Given problem: Identify every line containing the word "image" and reproduce each one.

+++ Source data

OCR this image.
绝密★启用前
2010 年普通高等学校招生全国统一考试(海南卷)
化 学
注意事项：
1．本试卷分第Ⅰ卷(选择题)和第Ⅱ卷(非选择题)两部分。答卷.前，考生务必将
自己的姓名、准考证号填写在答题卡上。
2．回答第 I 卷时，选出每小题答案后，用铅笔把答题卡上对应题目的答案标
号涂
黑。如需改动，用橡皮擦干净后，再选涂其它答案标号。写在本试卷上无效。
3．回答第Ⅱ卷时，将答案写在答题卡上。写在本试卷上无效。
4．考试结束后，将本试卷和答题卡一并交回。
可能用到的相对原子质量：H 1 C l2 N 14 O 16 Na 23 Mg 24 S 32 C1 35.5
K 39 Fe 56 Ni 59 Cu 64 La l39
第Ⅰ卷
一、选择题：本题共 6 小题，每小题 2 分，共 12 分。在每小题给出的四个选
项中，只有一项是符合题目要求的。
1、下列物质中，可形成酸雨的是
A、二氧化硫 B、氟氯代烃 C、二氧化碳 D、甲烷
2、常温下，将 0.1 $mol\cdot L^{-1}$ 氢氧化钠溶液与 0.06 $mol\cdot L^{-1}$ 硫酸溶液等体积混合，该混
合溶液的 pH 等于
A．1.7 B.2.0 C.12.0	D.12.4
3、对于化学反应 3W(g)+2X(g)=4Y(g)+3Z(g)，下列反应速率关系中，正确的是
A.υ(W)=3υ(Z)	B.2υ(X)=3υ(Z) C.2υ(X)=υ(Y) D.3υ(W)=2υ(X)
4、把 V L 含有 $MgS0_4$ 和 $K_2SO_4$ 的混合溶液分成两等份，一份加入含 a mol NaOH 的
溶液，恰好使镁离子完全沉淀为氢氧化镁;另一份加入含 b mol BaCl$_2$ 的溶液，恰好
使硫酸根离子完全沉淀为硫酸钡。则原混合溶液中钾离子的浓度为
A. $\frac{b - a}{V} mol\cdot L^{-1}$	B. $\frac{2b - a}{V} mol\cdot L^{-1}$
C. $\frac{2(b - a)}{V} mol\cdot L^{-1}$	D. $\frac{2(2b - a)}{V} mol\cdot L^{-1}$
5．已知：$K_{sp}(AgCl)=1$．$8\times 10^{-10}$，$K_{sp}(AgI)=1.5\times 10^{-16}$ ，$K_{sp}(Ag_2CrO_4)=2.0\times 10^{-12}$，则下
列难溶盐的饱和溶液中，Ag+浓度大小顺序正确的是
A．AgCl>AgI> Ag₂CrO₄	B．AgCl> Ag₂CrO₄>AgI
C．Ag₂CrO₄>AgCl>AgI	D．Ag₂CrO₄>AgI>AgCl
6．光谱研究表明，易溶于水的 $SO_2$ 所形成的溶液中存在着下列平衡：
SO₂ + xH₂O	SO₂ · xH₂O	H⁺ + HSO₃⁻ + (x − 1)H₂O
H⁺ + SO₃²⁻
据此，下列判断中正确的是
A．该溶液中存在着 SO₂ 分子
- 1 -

++++++
+++ Source data

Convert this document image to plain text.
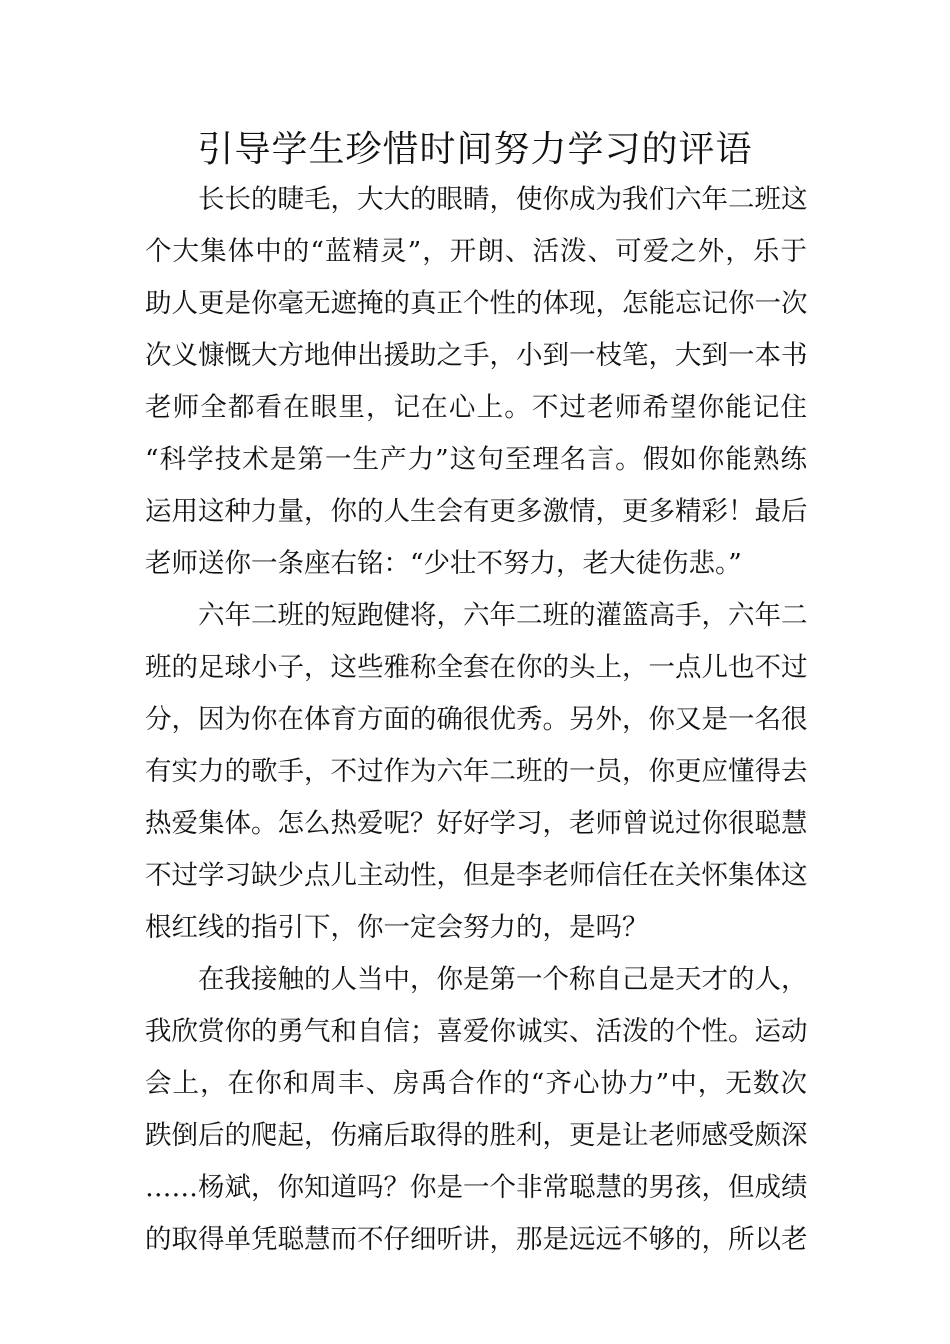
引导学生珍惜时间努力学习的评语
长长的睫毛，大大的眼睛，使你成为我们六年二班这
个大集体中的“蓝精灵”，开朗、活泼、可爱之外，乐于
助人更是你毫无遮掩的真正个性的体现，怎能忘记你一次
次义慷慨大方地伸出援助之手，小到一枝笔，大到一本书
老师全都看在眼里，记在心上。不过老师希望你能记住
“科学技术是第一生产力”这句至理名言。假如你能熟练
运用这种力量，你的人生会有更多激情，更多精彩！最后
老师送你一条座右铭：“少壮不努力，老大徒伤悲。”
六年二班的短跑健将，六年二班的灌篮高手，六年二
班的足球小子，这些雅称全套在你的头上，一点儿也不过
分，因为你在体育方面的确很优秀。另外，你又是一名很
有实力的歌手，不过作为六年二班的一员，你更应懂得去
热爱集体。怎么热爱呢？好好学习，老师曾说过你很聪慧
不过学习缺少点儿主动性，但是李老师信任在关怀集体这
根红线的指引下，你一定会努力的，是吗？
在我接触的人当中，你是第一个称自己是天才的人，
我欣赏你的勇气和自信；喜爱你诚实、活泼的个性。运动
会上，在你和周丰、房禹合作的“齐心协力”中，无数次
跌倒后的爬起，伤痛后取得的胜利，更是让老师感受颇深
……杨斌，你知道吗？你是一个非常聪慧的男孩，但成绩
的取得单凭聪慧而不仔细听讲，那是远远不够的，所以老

++++++

The completed task:
OCR this image.
Convert this document image to plain text.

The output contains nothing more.